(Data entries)

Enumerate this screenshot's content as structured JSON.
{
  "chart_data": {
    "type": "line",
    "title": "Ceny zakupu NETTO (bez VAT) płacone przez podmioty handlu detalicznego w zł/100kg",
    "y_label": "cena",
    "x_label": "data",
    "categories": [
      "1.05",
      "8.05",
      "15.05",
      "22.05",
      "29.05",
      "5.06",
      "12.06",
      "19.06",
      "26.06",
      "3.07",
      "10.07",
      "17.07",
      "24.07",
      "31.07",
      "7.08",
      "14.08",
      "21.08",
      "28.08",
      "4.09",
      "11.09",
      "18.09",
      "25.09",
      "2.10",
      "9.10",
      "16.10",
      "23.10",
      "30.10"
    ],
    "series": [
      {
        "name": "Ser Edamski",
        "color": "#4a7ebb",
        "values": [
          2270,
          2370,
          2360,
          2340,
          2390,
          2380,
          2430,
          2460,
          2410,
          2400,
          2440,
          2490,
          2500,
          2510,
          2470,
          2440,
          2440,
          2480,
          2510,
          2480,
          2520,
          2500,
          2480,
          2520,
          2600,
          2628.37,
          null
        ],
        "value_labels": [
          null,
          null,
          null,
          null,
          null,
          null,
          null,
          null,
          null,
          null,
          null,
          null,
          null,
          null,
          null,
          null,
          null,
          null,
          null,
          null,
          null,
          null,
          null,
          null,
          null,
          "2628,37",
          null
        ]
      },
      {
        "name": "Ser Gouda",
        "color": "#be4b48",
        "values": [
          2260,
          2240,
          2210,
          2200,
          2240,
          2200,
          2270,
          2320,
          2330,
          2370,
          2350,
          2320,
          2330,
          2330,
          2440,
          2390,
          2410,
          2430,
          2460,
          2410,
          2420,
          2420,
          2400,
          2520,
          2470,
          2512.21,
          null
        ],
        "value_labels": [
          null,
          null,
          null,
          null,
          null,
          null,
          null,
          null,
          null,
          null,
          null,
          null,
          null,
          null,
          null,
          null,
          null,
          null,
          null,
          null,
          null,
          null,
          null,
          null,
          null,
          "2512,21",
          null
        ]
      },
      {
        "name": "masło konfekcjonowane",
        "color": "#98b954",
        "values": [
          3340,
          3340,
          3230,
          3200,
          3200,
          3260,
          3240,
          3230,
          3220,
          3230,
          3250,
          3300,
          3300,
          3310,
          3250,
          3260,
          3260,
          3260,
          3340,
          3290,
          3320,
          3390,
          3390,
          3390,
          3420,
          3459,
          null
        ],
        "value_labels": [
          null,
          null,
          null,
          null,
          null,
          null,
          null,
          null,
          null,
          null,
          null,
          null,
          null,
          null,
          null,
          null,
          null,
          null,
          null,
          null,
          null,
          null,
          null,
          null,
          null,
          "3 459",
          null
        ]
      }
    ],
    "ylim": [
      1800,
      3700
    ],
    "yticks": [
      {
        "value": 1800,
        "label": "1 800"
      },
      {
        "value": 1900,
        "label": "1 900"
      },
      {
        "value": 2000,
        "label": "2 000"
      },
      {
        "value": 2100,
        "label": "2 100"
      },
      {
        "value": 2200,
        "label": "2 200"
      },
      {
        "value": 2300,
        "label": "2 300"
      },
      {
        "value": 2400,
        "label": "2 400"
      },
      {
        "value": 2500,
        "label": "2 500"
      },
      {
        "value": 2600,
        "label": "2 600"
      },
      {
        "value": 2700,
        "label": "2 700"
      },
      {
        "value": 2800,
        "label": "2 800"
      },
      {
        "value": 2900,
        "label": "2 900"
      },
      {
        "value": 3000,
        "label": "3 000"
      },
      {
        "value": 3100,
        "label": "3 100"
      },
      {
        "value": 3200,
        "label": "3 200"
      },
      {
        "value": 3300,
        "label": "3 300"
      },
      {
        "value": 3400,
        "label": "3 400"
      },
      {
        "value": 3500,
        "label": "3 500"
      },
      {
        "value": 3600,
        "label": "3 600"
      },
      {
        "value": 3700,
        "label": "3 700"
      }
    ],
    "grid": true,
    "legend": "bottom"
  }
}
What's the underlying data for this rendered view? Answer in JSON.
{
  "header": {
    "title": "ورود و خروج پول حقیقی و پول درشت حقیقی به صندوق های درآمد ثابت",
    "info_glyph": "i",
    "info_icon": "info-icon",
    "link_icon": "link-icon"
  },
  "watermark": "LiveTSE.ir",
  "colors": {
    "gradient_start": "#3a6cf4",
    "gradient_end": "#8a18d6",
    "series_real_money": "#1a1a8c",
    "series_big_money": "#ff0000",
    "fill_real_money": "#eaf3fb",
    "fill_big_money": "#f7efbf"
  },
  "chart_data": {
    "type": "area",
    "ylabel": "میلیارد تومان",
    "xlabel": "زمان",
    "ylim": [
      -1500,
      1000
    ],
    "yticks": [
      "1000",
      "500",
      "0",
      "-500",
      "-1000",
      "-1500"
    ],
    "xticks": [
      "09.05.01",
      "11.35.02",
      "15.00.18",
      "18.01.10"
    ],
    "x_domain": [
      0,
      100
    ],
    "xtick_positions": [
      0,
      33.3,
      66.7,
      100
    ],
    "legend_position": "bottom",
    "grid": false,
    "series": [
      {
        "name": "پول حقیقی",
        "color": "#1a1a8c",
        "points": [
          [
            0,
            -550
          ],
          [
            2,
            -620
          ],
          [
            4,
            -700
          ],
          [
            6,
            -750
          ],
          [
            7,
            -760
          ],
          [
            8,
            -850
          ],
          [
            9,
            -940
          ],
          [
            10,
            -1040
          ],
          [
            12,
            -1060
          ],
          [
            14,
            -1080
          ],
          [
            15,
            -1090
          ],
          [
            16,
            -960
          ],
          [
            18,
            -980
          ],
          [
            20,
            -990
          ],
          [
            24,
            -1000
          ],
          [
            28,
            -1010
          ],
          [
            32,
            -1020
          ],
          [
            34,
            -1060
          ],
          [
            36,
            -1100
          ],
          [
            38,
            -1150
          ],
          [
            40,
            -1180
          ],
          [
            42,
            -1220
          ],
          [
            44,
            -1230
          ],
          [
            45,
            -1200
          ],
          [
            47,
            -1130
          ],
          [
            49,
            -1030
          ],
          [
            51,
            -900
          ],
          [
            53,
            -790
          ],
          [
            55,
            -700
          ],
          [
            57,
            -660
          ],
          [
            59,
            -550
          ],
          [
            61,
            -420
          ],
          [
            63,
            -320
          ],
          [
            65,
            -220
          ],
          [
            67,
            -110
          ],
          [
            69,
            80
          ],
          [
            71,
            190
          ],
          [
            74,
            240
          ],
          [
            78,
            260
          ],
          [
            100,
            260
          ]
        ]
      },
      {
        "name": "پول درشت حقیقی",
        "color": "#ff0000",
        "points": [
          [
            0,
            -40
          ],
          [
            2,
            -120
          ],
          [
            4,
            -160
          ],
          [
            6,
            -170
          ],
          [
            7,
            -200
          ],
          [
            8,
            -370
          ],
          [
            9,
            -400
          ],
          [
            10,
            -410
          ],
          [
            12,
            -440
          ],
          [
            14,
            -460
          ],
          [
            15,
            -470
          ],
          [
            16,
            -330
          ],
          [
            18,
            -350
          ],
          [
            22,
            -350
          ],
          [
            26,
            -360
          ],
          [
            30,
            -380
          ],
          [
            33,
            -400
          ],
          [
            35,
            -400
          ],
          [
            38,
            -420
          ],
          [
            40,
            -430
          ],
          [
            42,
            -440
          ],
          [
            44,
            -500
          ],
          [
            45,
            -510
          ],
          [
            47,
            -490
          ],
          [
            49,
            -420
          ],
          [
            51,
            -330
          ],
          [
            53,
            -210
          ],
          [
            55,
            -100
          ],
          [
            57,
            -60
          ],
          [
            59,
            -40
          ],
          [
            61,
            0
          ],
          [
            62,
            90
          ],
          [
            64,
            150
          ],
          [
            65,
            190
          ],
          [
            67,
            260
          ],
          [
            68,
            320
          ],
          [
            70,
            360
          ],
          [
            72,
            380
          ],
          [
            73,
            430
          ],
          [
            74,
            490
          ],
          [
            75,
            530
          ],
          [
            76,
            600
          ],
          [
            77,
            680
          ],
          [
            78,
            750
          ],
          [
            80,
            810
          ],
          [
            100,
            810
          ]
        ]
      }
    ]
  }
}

■ Task instructions ■
Copy and report every line where the word "title" is present.

■ Exercise result ■
    "title": "Ceny zakupu NETTO (bez VAT) płacone przez podmioty handlu detalicznego w zł/100kg",
    "title": "ورود و خروج پول حقیقی و پول درشت حقیقی به صندوق های درآمد ثابت",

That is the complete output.